Given exercise
Present each line of the entries below that holds the word "Reinedahl".

[START OF Dataset]

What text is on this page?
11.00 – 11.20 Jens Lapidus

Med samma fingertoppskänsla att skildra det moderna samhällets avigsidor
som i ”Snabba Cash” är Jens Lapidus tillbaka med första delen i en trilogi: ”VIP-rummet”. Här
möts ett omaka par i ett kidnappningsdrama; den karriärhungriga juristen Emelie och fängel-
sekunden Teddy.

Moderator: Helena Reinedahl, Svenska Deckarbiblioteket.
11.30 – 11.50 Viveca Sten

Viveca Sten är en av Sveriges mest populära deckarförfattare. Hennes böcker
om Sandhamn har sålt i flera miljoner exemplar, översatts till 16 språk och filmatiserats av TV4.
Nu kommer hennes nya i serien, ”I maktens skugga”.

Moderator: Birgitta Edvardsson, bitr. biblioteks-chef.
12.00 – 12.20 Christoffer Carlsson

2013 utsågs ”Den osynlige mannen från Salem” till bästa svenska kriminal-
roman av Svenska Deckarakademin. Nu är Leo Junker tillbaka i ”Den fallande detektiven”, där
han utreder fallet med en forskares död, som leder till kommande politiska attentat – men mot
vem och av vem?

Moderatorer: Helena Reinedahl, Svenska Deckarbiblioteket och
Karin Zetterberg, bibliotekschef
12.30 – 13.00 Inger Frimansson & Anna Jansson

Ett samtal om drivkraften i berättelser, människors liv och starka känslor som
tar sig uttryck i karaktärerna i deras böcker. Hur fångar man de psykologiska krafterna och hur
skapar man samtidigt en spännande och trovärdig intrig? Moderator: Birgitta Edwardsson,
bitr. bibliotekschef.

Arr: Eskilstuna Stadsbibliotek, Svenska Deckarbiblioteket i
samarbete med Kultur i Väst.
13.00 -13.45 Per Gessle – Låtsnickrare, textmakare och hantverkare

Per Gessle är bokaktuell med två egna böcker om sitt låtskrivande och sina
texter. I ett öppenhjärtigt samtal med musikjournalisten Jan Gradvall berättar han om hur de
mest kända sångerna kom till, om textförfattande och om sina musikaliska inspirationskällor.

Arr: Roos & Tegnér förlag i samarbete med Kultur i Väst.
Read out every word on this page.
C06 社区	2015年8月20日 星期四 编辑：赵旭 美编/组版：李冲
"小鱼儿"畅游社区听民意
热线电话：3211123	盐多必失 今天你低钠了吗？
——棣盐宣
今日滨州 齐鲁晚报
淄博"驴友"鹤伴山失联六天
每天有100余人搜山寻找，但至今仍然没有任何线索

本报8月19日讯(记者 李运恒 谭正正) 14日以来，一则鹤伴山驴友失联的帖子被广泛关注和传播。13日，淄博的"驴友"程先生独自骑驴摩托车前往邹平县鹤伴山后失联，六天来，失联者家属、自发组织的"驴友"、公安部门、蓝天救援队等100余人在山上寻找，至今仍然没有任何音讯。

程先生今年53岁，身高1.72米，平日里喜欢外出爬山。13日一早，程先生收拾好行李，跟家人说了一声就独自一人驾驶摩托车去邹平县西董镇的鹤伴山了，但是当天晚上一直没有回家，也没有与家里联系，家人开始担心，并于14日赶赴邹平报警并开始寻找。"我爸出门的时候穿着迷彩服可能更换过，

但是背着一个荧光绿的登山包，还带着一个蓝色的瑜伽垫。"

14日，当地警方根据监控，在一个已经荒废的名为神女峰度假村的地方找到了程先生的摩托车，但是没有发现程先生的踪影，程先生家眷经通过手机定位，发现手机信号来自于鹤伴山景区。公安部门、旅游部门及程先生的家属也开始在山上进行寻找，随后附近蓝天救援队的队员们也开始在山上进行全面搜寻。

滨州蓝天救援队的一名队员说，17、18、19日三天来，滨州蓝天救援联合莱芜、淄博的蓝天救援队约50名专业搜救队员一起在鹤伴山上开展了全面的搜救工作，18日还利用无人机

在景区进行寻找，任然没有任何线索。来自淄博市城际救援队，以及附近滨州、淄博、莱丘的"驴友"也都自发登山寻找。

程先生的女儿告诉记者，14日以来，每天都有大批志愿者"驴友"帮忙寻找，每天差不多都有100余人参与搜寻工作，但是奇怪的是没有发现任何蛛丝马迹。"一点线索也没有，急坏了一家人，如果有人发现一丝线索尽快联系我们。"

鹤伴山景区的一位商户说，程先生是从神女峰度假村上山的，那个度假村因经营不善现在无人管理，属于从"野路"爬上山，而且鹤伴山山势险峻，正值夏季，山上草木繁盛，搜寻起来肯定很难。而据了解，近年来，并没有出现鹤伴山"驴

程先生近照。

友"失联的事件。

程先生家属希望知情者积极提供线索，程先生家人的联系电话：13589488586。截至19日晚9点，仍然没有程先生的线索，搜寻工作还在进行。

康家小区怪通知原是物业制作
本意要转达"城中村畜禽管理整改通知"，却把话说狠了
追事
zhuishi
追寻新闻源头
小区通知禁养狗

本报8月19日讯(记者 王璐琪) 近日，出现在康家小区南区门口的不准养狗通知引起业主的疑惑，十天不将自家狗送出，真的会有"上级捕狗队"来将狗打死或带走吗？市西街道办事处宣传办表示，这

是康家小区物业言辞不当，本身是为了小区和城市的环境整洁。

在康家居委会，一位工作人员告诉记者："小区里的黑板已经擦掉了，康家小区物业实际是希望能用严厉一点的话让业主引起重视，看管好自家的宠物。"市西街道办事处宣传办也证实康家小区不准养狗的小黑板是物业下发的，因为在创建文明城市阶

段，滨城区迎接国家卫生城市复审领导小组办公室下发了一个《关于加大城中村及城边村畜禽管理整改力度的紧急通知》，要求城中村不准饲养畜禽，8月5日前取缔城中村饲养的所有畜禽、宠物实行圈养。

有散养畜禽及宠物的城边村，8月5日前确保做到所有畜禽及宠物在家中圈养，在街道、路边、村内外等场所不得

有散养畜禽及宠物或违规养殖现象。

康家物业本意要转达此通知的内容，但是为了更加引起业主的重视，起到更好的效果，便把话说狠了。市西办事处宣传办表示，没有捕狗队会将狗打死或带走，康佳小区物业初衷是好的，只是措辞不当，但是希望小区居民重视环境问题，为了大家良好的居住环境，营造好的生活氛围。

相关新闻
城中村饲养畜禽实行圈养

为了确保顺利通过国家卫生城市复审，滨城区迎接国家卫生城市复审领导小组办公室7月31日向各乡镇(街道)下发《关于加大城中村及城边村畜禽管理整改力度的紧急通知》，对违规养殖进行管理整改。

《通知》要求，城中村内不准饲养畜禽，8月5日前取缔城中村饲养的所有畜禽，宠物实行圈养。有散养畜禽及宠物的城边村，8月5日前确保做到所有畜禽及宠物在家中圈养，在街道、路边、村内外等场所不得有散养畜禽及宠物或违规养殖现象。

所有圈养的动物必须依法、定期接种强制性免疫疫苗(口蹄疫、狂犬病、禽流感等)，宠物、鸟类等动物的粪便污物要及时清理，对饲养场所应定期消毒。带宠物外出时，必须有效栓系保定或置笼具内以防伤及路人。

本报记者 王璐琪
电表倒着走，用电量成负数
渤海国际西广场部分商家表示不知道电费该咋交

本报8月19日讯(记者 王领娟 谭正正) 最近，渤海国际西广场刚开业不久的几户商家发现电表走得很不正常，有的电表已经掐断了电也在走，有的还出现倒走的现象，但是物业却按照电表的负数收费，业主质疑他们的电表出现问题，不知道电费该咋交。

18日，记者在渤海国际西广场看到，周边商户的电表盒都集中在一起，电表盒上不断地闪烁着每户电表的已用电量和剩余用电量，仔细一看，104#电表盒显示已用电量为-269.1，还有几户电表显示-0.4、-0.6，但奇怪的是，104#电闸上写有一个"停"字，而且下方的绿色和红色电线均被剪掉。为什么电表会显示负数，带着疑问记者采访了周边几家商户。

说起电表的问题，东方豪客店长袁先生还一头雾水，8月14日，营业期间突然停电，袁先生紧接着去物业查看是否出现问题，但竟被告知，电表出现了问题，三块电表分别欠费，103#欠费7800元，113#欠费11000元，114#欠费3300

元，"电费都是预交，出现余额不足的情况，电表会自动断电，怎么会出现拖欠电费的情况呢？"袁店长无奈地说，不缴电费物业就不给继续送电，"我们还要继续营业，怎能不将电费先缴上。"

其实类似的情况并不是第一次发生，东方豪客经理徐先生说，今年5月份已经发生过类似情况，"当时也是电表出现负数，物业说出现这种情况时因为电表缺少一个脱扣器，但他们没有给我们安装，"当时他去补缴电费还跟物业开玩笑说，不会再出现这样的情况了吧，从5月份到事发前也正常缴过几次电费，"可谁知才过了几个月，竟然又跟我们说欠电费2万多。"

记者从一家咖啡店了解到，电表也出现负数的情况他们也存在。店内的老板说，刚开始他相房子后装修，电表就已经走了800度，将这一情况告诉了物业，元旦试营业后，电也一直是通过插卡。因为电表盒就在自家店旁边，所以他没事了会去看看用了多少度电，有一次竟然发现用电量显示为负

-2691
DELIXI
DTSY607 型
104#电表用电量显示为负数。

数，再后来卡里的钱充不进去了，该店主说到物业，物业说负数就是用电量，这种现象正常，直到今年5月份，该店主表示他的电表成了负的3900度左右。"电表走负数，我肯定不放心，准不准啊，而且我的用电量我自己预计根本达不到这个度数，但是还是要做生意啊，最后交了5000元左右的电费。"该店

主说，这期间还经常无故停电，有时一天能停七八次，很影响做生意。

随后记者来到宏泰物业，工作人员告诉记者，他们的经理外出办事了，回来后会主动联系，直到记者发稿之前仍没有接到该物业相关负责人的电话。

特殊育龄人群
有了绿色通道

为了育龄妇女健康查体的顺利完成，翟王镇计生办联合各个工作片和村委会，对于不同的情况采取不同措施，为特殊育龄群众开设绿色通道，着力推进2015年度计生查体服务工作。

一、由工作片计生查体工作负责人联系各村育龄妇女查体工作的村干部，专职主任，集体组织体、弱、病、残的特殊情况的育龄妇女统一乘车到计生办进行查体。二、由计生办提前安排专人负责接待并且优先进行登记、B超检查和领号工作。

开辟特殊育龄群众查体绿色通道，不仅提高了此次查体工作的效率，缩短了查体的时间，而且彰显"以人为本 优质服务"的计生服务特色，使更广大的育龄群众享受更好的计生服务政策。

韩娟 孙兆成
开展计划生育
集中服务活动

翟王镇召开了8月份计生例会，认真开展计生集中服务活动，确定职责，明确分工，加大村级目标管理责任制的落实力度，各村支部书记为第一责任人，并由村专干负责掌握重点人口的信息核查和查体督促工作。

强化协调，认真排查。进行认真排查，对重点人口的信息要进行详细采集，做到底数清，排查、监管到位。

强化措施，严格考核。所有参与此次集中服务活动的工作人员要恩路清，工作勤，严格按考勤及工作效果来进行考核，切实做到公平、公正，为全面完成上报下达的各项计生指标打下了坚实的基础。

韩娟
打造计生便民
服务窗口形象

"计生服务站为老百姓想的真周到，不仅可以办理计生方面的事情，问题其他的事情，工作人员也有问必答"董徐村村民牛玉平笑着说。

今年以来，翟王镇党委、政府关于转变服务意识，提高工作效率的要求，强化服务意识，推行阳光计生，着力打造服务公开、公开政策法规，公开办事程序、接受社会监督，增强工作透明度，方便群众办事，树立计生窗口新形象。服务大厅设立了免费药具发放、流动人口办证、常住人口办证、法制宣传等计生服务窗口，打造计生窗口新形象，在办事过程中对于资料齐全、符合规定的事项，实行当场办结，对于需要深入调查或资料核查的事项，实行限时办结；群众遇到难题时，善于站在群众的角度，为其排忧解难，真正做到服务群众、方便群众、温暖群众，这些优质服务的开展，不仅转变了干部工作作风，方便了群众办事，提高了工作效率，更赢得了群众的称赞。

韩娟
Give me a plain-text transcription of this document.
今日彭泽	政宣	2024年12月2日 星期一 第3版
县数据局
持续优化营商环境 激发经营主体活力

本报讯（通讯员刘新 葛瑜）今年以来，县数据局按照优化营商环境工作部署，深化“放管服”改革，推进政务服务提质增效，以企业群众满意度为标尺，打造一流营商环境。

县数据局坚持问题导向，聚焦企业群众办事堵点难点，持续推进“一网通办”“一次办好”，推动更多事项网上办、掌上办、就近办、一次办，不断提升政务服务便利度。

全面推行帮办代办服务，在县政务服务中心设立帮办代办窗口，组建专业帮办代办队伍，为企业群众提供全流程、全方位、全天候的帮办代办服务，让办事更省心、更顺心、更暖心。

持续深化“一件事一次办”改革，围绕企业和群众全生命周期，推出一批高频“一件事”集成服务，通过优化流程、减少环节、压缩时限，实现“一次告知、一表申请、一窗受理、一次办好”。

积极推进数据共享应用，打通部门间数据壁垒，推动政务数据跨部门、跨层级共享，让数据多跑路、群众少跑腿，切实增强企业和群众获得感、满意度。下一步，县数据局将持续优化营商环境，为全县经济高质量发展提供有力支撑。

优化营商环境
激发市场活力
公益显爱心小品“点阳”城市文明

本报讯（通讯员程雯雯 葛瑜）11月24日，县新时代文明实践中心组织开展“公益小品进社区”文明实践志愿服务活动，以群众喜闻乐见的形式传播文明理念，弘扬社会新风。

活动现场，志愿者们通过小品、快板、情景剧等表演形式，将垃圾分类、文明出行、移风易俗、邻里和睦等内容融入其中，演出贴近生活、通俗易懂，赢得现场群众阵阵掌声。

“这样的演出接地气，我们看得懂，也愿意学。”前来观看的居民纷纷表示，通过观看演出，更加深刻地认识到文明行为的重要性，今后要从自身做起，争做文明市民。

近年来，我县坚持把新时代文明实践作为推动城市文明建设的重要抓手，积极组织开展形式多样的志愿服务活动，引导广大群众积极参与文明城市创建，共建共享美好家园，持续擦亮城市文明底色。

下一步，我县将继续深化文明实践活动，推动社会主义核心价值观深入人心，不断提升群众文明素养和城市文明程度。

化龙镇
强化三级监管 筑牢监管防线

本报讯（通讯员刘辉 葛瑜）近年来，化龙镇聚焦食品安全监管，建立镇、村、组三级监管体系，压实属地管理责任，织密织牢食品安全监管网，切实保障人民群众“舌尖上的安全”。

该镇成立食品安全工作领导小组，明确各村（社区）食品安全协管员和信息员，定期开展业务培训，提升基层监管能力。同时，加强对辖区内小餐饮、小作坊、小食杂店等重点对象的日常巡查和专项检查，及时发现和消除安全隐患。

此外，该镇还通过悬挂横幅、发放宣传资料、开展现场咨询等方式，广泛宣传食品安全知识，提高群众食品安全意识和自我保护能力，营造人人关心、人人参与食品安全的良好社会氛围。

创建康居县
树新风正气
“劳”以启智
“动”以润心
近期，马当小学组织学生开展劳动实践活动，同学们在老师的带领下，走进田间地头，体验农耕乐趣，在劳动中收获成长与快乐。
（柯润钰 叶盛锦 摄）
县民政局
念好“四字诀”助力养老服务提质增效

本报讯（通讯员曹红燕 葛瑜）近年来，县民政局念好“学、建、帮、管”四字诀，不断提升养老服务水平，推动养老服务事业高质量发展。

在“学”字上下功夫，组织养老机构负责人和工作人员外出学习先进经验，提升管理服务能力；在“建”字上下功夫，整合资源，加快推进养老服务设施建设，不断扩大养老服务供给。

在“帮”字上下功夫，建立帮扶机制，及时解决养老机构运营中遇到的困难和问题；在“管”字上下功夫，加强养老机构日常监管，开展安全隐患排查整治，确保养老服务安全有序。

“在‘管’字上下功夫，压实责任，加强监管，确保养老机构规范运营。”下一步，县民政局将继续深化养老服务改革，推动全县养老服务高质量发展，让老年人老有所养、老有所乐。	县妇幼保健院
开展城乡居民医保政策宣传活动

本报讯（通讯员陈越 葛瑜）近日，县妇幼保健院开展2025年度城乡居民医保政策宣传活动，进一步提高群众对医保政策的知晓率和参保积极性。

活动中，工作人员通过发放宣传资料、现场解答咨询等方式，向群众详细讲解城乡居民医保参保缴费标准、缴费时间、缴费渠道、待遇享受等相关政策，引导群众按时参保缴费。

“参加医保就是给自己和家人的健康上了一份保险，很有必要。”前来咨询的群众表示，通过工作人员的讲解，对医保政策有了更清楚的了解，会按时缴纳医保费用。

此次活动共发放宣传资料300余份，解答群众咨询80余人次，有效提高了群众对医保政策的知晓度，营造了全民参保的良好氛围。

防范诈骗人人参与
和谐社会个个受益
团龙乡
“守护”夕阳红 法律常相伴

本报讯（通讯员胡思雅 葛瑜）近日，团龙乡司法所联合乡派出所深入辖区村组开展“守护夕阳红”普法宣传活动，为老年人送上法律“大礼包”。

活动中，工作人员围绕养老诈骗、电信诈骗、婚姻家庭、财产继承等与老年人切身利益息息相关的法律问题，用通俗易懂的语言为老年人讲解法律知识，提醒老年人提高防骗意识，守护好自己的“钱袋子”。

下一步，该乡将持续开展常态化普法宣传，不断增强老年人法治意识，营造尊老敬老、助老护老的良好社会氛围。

[END OF Dataset]

Exercise result
Moderator: Helena Reinedahl, Svenska Deckarbiblioteket.
Moderatorer: Helena Reinedahl, Svenska Deckarbiblioteket och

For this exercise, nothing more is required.